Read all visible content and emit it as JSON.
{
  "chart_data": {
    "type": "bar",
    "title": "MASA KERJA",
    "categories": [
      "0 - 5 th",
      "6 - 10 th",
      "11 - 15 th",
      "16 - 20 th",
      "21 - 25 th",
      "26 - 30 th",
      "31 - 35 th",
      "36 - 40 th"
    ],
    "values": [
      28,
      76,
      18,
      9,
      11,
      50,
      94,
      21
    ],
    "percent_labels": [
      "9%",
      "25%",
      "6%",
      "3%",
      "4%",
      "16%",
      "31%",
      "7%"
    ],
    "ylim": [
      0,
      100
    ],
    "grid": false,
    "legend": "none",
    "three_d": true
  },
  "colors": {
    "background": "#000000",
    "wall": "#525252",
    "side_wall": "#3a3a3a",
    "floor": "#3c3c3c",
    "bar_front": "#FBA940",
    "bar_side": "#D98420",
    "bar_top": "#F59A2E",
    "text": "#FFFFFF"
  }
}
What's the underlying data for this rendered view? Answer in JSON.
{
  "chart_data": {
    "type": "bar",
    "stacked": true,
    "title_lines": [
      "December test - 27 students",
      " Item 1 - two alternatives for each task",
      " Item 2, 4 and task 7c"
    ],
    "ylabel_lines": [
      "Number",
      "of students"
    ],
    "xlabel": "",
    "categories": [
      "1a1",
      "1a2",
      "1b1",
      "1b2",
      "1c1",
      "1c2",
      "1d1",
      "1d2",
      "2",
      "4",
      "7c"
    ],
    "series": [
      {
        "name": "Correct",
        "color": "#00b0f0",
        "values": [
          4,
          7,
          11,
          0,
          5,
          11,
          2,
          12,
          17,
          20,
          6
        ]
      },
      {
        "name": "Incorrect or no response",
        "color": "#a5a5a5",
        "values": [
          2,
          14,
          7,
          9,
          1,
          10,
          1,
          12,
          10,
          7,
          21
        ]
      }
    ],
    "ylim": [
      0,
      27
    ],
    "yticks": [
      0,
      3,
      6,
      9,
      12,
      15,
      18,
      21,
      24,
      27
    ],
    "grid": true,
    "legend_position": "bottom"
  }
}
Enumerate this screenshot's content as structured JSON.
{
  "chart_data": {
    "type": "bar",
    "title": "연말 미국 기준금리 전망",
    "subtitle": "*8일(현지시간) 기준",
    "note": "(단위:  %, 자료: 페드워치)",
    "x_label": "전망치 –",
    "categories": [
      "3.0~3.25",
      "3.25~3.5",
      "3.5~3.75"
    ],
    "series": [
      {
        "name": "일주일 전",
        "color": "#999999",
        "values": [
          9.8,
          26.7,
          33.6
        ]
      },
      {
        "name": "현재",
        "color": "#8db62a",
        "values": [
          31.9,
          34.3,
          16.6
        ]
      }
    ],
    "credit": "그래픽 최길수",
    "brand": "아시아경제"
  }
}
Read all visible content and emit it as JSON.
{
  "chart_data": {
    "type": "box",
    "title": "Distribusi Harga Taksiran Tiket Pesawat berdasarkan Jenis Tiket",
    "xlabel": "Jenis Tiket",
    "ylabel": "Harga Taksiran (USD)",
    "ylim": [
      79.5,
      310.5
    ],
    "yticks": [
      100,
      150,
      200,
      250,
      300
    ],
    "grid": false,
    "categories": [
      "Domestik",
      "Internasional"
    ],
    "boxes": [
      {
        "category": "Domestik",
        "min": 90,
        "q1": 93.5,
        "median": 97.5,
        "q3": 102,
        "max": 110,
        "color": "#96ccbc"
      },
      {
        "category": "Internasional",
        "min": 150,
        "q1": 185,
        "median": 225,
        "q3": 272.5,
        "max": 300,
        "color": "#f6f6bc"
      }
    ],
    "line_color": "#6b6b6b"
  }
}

---*---

## [To do]
Identify the lines above with the word "name". Copy them.

## [Written reply]
        "name": "Correct",
        "name": "Incorrect or no response",
        "name": "일주일 전",
        "name": "현재",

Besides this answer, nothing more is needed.